Dataset items
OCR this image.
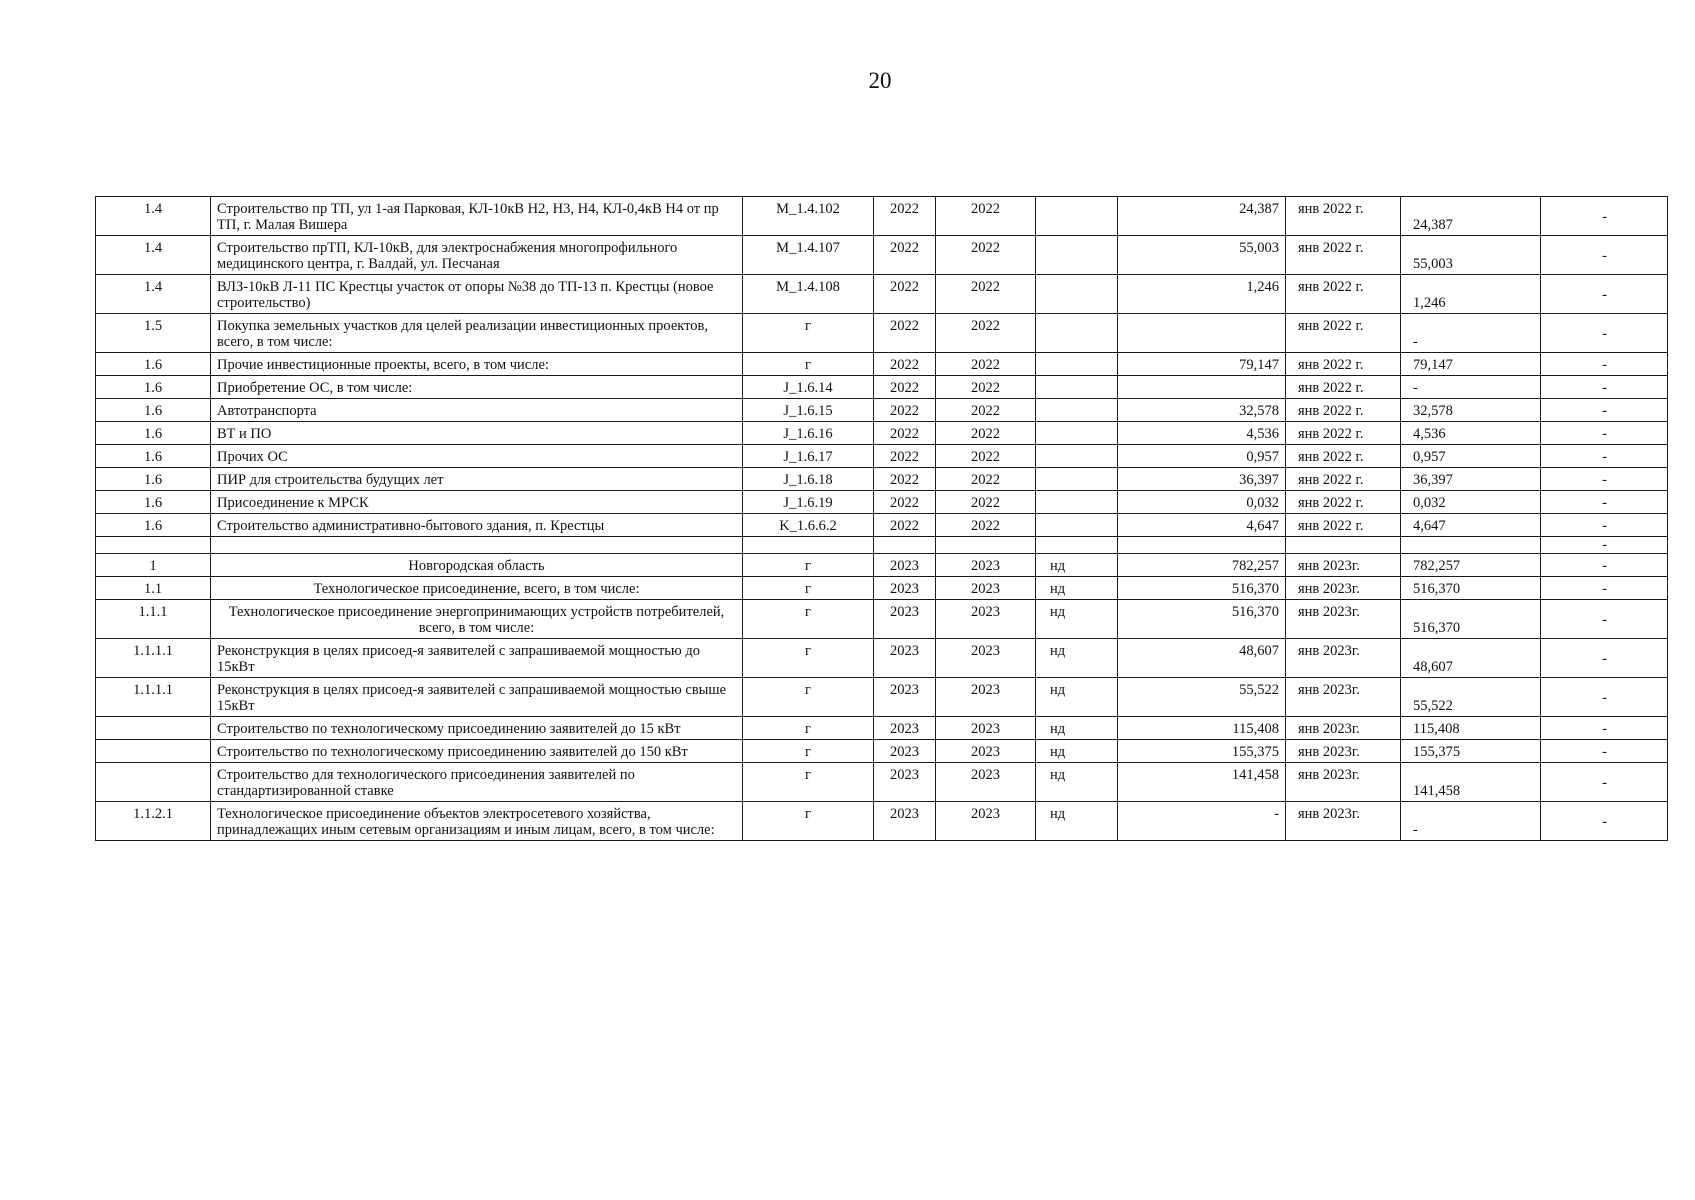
20
1.4	Строительство пр ТП, ул 1-ая Парковая, КЛ-10кВ Н2, Н3, Н4, КЛ-0,4кВ Н4 от пр ТП, г. Малая Вишера	M_1.4.102	2022	2022		24,387	янв 2022 г.	24,387	-
1.4	Строительство прТП, КЛ-10кВ, для электроснабжения многопрофильного медицинского центра, г. Валдай, ул. Песчаная	M_1.4.107	2022	2022		55,003	янв 2022 г.	55,003	-
1.4	ВЛЗ-10кВ Л-11 ПС Крестцы участок от опоры №38 до ТП-13 п. Крестцы (новое строительство)	M_1.4.108	2022	2022		1,246	янв 2022 г.	1,246	-
1.5	Покупка земельных участков для целей реализации инвестиционных проектов, всего, в том числе:	г	2022	2022			янв 2022 г.	-	-
1.6	Прочие инвестиционные проекты, всего, в том числе:	г	2022	2022		79,147	янв 2022 г.	79,147	-
1.6	Приобретение ОС, в том числе:	J_1.6.14	2022	2022			янв 2022 г.	-	-
1.6	Автотранспорта	J_1.6.15	2022	2022		32,578	янв 2022 г.	32,578	-
1.6	ВТ и ПО	J_1.6.16	2022	2022		4,536	янв 2022 г.	4,536	-
1.6	Прочих ОС	J_1.6.17	2022	2022		0,957	янв 2022 г.	0,957	-
1.6	ПИР для строительства будущих лет	J_1.6.18	2022	2022		36,397	янв 2022 г.	36,397	-
1.6	Присоединение к МРСК	J_1.6.19	2022	2022		0,032	янв 2022 г.	0,032	-
1.6	Строительство административно-бытового здания, п. Крестцы	K_1.6.6.2	2022	2022		4,647	янв 2022 г.	4,647	-
									-
1	Новгородская область	г	2023	2023	нд	782,257	янв 2023г.	782,257	-
1.1	Технологическое присоединение, всего, в том числе:	г	2023	2023	нд	516,370	янв 2023г.	516,370	-
1.1.1	Технологическое присоединение энергопринимающих устройств потребителей, всего, в том числе:	г	2023	2023	нд	516,370	янв 2023г.	516,370	-
1.1.1.1	Реконструкция в целях присоед-я заявителей с запрашиваемой мощностью до 15кВт	г	2023	2023	нд	48,607	янв 2023г.	48,607	-
1.1.1.1	Реконструкция в целях присоед-я заявителей с запрашиваемой мощностью свыше 15кВт	г	2023	2023	нд	55,522	янв 2023г.	55,522	-
	Строительство по технологическому присоединению заявителей до 15 кВт	г	2023	2023	нд	115,408	янв 2023г.	115,408	-
	Строительство по технологическому присоединению заявителей до 150 кВт	г	2023	2023	нд	155,375	янв 2023г.	155,375	-
	Строительство для технологического присоединения заявителей по стандартизированной ставке	г	2023	2023	нд	141,458	янв 2023г.	141,458	-
1.1.2.1	Технологическое присоединение объектов электросетевого хозяйства, принадлежащих иным сетевым организациям и иным лицам, всего, в том числе:	г	2023	2023	нд	-	янв 2023г.	-	-
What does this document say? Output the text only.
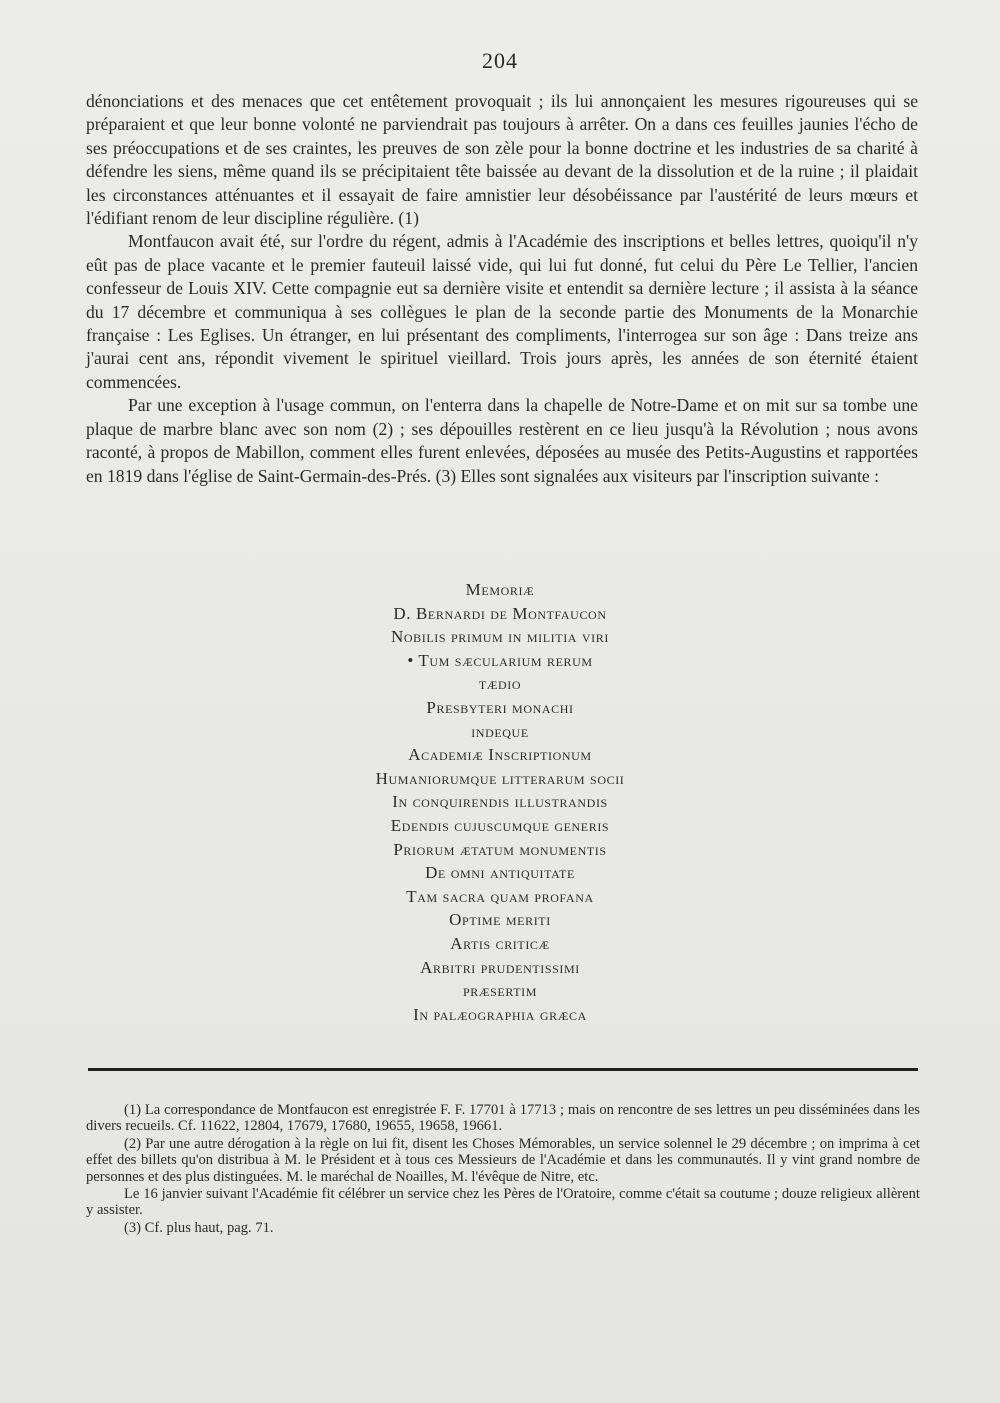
204

dénonciations et des menaces que cet entêtement provoquait ; ils lui annonçaient les mesures rigoureuses qui se préparaient et que leur bonne volonté ne parviendrait pas toujours à arrêter. On a dans ces feuilles jaunies l'écho de ses préoccupations et de ses craintes, les preuves de son zèle pour la bonne doctrine et les industries de sa charité à défendre les siens, même quand ils se précipitaient tête baissée au devant de la dissolution et de la ruine ; il plaidait les circonstances atténuantes et il essayait de faire amnistier leur désobéissance par l'austérité de leurs mœurs et l'édifiant renom de leur discipline régulière. (1)

Montfaucon avait été, sur l'ordre du régent, admis à l'Académie des inscriptions et belles lettres, quoiqu'il n'y eût pas de place vacante et le premier fauteuil laissé vide, qui lui fut donné, fut celui du Père Le Tellier, l'ancien confesseur de Louis XIV. Cette compagnie eut sa dernière visite et entendit sa dernière lecture ; il assista à la séance du 17 décembre et communiqua à ses collègues le plan de la seconde partie des Monuments de la Monarchie française : Les Eglises. Un étranger, en lui présentant des compliments, l'interrogea sur son âge : Dans treize ans j'aurai cent ans, répondit vivement le spirituel vieillard. Trois jours après, les années de son éternité étaient commencées.

Par une exception à l'usage commun, on l'enterra dans la chapelle de Notre-Dame et on mit sur sa tombe une plaque de marbre blanc avec son nom (2) ; ses dépouilles restèrent en ce lieu jusqu'à la Révolution ; nous avons raconté, à propos de Mabillon, comment elles furent enlevées, déposées au musée des Petits-Augustins et rapportées en 1819 dans l'église de Saint-Germain-des-Prés. (3) Elles sont signalées aux visiteurs par l'inscription suivante :

Memoriæ
D. Bernardi de Montfaucon
Nobilis primum in militia viri
• Tum sæcularium rerum
tædio
Presbyteri monachi
indeque
Academiæ Inscriptionum
Humaniorumque litterarum socii
In conquirendis illustrandis
Edendis cujuscumque generis
Priorum ætatum monumentis
De omni antiquitate
Tam sacra quam profana
Optime meriti
Artis criticæ
Arbitri prudentissimi
præsertim
In palæographia græca

(1) La correspondance de Montfaucon est enregistrée F. F. 17701 à 17713 ; mais on rencontre de ses lettres un peu disséminées dans les divers recueils. Cf. 11622, 12804, 17679, 17680, 19655, 19658, 19661.

(2) Par une autre dérogation à la règle on lui fit, disent les Choses Mémorables, un service solennel le 29 décembre ; on imprima à cet effet des billets qu'on distribua à M. le Président et à tous ces Messieurs de l'Académie et dans les communautés. Il y vint grand nombre de personnes et des plus distinguées. M. le maréchal de Noailles, M. l'évêque de Nitre, etc.

Le 16 janvier suivant l'Académie fit célébrer un service chez les Pères de l'Oratoire, comme c'était sa coutume ; douze religieux allèrent y assister.

(3) Cf. plus haut, pag. 71.
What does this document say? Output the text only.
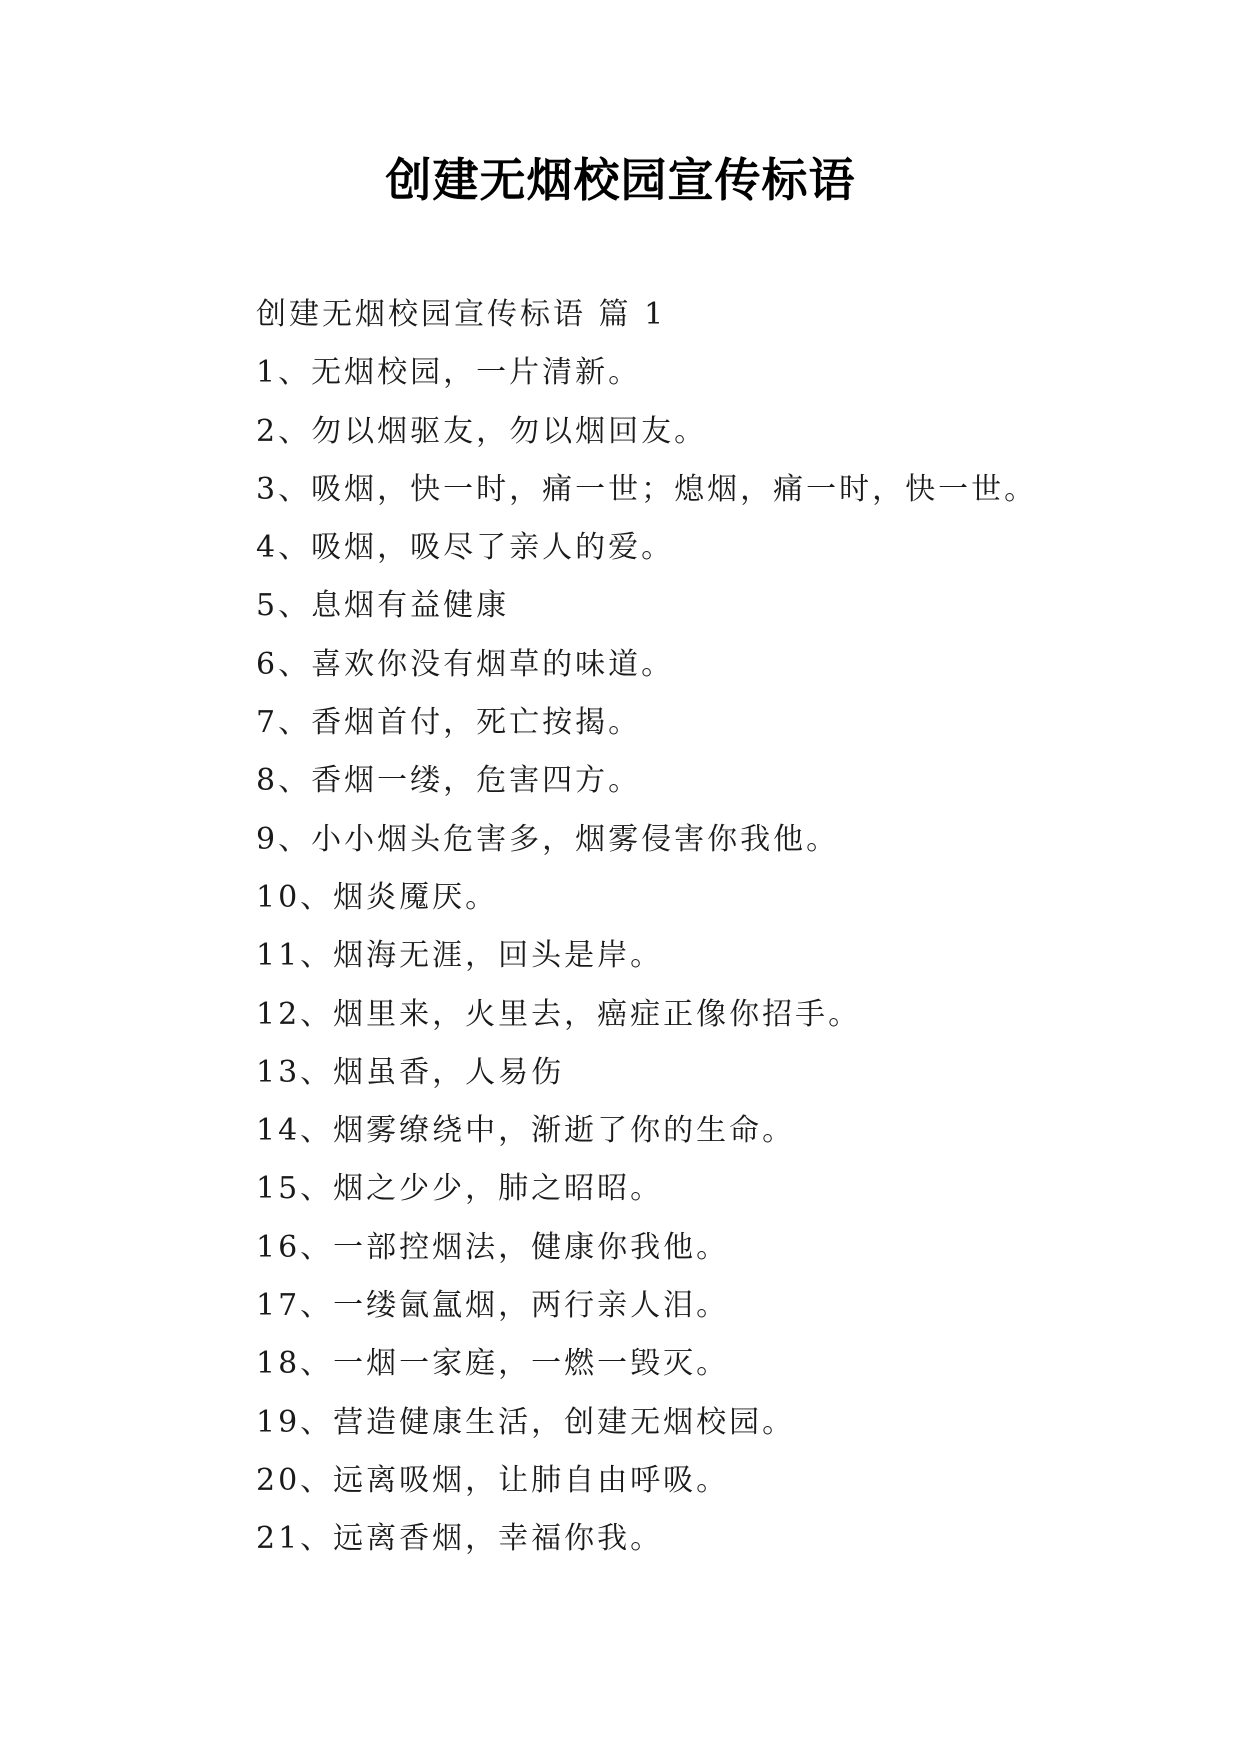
创建无烟校园宣传标语
创建无烟校园宣传标语 篇 1
1、无烟校园，一片清新。
2、勿以烟驱友，勿以烟回友。
3、吸烟，快一时，痛一世；熄烟，痛一时，快一世。
4、吸烟，吸尽了亲人的爱。
5、息烟有益健康
6、喜欢你没有烟草的味道。
7、香烟首付，死亡按揭。
8、香烟一缕，危害四方。
9、小小烟头危害多，烟雾侵害你我他。
10、烟炎魇厌。
11、烟海无涯，回头是岸。
12、烟里来，火里去，癌症正像你招手。
13、烟虽香，人易伤
14、烟雾缭绕中，渐逝了你的生命。
15、烟之少少，肺之昭昭。
16、一部控烟法，健康你我他。
17、一缕氤氲烟，两行亲人泪。
18、一烟一家庭，一燃一毁灭。
19、营造健康生活，创建无烟校园。
20、远离吸烟，让肺自由呼吸。
21、远离香烟，幸福你我。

### GOAL
Print all the records again exactly; do not include any picture.

### SOLUTION TO THIS PROBLEM
OCR this image.
20
1.4	Строительство пр ТП, ул 1-ая Парковая, КЛ-10кВ Н2, Н3, Н4, КЛ-0,4кВ Н4 от пр ТП, г. Малая Вишера	M_1.4.102	2022	2022		24,387	янв 2022 г.	24,387	-
1.4	Строительство прТП, КЛ-10кВ, для электроснабжения многопрофильного медицинского центра, г. Валдай, ул. Песчаная	M_1.4.107	2022	2022		55,003	янв 2022 г.	55,003	-
1.4	ВЛЗ-10кВ Л-11 ПС Крестцы участок от опоры №38 до ТП-13 п. Крестцы (новое строительство)	M_1.4.108	2022	2022		1,246	янв 2022 г.	1,246	-
1.5	Покупка земельных участков для целей реализации инвестиционных проектов, всего, в том числе:	г	2022	2022			янв 2022 г.	-	-
1.6	Прочие инвестиционные проекты, всего, в том числе:	г	2022	2022		79,147	янв 2022 г.	79,147	-
1.6	Приобретение ОС, в том числе:	J_1.6.14	2022	2022			янв 2022 г.	-	-
1.6	Автотранспорта	J_1.6.15	2022	2022		32,578	янв 2022 г.	32,578	-
1.6	ВТ и ПО	J_1.6.16	2022	2022		4,536	янв 2022 г.	4,536	-
1.6	Прочих ОС	J_1.6.17	2022	2022		0,957	янв 2022 г.	0,957	-
1.6	ПИР для строительства будущих лет	J_1.6.18	2022	2022		36,397	янв 2022 г.	36,397	-
1.6	Присоединение к МРСК	J_1.6.19	2022	2022		0,032	янв 2022 г.	0,032	-
1.6	Строительство административно-бытового здания, п. Крестцы	K_1.6.6.2	2022	2022		4,647	янв 2022 г.	4,647	-
									-
1	Новгородская область	г	2023	2023	нд	782,257	янв 2023г.	782,257	-
1.1	Технологическое присоединение, всего, в том числе:	г	2023	2023	нд	516,370	янв 2023г.	516,370	-
1.1.1	Технологическое присоединение энергопринимающих устройств потребителей, всего, в том числе:	г	2023	2023	нд	516,370	янв 2023г.	516,370	-
1.1.1.1	Реконструкция в целях присоед-я заявителей с запрашиваемой мощностью до 15кВт	г	2023	2023	нд	48,607	янв 2023г.	48,607	-
1.1.1.1	Реконструкция в целях присоед-я заявителей с запрашиваемой мощностью свыше 15кВт	г	2023	2023	нд	55,522	янв 2023г.	55,522	-
	Строительство по технологическому присоединению заявителей до 15 кВт	г	2023	2023	нд	115,408	янв 2023г.	115,408	-
	Строительство по технологическому присоединению заявителей до 150 кВт	г	2023	2023	нд	155,375	янв 2023г.	155,375	-
	Строительство для технологического присоединения заявителей по стандартизированной ставке	г	2023	2023	нд	141,458	янв 2023г.	141,458	-
1.1.2.1	Технологическое присоединение объектов электросетевого хозяйства, принадлежащих иным сетевым организациям и иным лицам, всего, в том числе:	г	2023	2023	нд	-	янв 2023г.	-	-
What does this document say? Output the text only.
204

dénonciations et des menaces que cet entêtement provoquait ; ils lui annonçaient les mesures rigoureuses qui se préparaient et que leur bonne volonté ne parviendrait pas toujours à arrêter. On a dans ces feuilles jaunies l'écho de ses préoccupations et de ses craintes, les preuves de son zèle pour la bonne doctrine et les industries de sa charité à défendre les siens, même quand ils se précipitaient tête baissée au devant de la dissolution et de la ruine ; il plaidait les circonstances atténuantes et il essayait de faire amnistier leur désobéissance par l'austérité de leurs mœurs et l'édifiant renom de leur discipline régulière. (1)

Montfaucon avait été, sur l'ordre du régent, admis à l'Académie des inscriptions et belles lettres, quoiqu'il n'y eût pas de place vacante et le premier fauteuil laissé vide, qui lui fut donné, fut celui du Père Le Tellier, l'ancien confesseur de Louis XIV. Cette compagnie eut sa dernière visite et entendit sa dernière lecture ; il assista à la séance du 17 décembre et communiqua à ses collègues le plan de la seconde partie des Monuments de la Monarchie française : Les Eglises. Un étranger, en lui présentant des compliments, l'interrogea sur son âge : Dans treize ans j'aurai cent ans, répondit vivement le spirituel vieillard. Trois jours après, les années de son éternité étaient commencées.

Par une exception à l'usage commun, on l'enterra dans la chapelle de Notre-Dame et on mit sur sa tombe une plaque de marbre blanc avec son nom (2) ; ses dépouilles restèrent en ce lieu jusqu'à la Révolution ; nous avons raconté, à propos de Mabillon, comment elles furent enlevées, déposées au musée des Petits-Augustins et rapportées en 1819 dans l'église de Saint-Germain-des-Prés. (3) Elles sont signalées aux visiteurs par l'inscription suivante :

Memoriæ
D. Bernardi de Montfaucon
Nobilis primum in militia viri
• Tum sæcularium rerum
tædio
Presbyteri monachi
indeque
Academiæ Inscriptionum
Humaniorumque litterarum socii
In conquirendis illustrandis
Edendis cujuscumque generis
Priorum ætatum monumentis
De omni antiquitate
Tam sacra quam profana
Optime meriti
Artis criticæ
Arbitri prudentissimi
præsertim
In palæographia græca

(1) La correspondance de Montfaucon est enregistrée F. F. 17701 à 17713 ; mais on rencontre de ses lettres un peu disséminées dans les divers recueils. Cf. 11622, 12804, 17679, 17680, 19655, 19658, 19661.

(2) Par une autre dérogation à la règle on lui fit, disent les Choses Mémorables, un service solennel le 29 décembre ; on imprima à cet effet des billets qu'on distribua à M. le Président et à tous ces Messieurs de l'Académie et dans les communautés. Il y vint grand nombre de personnes et des plus distinguées. M. le maréchal de Noailles, M. l'évêque de Nitre, etc.

Le 16 janvier suivant l'Académie fit célébrer un service chez les Pères de l'Oratoire, comme c'était sa coutume ; douze religieux allèrent y assister.

(3) Cf. plus haut, pag. 71.
What does this document say? Output the text only.
创建无烟校园宣传标语
创建无烟校园宣传标语 篇 1
1、无烟校园，一片清新。
2、勿以烟驱友，勿以烟回友。
3、吸烟，快一时，痛一世；熄烟，痛一时，快一世。
4、吸烟，吸尽了亲人的爱。
5、息烟有益健康
6、喜欢你没有烟草的味道。
7、香烟首付，死亡按揭。
8、香烟一缕，危害四方。
9、小小烟头危害多，烟雾侵害你我他。
10、烟炎魇厌。
11、烟海无涯，回头是岸。
12、烟里来，火里去，癌症正像你招手。
13、烟虽香，人易伤
14、烟雾缭绕中，渐逝了你的生命。
15、烟之少少，肺之昭昭。
16、一部控烟法，健康你我他。
17、一缕氤氲烟，两行亲人泪。
18、一烟一家庭，一燃一毁灭。
19、营造健康生活，创建无烟校园。
20、远离吸烟，让肺自由呼吸。
21、远离香烟，幸福你我。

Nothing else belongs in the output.